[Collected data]
┌──
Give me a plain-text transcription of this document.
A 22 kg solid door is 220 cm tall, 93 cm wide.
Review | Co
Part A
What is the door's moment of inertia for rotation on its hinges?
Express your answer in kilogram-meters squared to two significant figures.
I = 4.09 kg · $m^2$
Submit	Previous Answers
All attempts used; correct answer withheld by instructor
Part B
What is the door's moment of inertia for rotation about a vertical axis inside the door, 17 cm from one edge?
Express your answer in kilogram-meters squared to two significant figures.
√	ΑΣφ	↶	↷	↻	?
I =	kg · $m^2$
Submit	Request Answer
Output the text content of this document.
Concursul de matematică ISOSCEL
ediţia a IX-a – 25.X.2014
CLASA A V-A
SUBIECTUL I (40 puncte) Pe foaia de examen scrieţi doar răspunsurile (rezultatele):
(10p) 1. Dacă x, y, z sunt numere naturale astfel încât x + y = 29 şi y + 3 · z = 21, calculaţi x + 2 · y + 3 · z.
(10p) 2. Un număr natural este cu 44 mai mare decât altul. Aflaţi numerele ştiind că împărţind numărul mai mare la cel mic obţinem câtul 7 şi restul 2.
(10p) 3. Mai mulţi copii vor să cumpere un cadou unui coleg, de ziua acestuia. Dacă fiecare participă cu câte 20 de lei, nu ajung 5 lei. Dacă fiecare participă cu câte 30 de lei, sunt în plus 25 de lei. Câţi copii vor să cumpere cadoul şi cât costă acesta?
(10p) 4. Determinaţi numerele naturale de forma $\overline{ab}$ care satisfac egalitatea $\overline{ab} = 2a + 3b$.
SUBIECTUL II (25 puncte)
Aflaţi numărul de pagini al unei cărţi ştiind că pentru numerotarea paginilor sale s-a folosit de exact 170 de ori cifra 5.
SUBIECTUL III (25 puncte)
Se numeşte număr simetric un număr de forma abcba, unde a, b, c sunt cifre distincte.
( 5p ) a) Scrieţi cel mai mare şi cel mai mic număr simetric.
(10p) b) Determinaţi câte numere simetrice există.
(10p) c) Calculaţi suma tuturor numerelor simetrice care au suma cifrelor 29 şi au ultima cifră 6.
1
└──
TO DO
Copy out every line with the word "numărul".

RESPONSE TO THIS EXERCISE
(10p) 2. Un număr natural este cu 44 mai mare decât altul. Aflaţi numerele ştiind că împărţind numărul mai mare la cel mic obţinem câtul 7 şi restul 2.
Aflaţi numărul de pagini al unei cărţi ştiind că pentru numerotarea paginilor sale s-a folosit de exact 170 de ori cifra 5.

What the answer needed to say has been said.